— Task to carry out —
From the entries below, count every line that contains the word "如右图所示电路". Please give the number and nothing else.

— Exercise inputs —
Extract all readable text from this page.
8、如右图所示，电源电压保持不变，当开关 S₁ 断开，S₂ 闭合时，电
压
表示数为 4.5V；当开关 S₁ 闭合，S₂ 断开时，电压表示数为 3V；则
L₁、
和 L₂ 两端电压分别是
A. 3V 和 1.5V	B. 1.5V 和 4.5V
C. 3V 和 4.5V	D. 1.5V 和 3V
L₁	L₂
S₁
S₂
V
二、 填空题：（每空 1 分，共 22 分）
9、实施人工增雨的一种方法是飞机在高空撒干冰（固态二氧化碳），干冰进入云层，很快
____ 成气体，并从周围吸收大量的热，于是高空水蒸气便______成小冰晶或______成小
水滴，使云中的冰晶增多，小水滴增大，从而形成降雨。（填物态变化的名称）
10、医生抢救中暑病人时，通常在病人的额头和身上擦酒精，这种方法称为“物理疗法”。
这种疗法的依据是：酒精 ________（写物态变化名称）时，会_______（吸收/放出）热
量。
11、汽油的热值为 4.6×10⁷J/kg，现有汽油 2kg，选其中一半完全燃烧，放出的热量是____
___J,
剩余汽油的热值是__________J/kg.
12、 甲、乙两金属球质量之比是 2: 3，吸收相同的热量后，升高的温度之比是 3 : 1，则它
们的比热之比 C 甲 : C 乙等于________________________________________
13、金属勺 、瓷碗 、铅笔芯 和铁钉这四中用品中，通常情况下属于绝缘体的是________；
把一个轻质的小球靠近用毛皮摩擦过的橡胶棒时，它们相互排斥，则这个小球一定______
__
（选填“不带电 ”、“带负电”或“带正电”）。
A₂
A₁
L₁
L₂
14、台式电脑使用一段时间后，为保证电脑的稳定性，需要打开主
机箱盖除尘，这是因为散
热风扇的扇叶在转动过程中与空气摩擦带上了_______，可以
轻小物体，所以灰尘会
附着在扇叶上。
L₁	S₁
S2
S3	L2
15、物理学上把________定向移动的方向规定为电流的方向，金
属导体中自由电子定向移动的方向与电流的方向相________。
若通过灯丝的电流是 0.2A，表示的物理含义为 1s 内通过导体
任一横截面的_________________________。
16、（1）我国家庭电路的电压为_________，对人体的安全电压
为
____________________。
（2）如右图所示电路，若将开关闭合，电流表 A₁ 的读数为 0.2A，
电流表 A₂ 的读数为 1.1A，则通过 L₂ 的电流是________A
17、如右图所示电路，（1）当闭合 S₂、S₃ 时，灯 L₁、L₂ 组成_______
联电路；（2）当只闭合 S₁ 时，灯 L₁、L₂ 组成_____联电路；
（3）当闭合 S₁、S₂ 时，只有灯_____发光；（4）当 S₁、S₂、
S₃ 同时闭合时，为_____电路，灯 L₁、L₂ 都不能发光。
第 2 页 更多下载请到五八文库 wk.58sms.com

--

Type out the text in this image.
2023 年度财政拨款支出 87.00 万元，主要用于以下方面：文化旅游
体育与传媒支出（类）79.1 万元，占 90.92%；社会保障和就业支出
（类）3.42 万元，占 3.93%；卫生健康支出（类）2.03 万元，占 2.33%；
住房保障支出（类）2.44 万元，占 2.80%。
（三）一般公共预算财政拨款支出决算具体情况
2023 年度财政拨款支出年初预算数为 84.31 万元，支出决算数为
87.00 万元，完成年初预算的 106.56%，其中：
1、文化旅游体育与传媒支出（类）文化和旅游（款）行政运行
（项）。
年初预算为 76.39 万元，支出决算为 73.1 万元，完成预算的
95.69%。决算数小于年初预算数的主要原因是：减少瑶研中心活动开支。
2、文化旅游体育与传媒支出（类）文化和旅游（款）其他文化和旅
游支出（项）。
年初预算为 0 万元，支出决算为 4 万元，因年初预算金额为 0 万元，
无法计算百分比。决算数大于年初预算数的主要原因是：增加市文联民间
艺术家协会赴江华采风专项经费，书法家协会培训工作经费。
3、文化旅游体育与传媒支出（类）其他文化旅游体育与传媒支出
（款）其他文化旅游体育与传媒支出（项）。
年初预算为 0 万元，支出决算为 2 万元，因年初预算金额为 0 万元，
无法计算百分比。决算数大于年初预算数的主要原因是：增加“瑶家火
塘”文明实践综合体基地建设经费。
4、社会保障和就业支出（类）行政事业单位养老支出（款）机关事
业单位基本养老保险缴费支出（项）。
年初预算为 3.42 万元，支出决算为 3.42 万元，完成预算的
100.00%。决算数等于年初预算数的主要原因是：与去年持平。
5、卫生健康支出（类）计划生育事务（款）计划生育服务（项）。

— Solution to this exercise —
2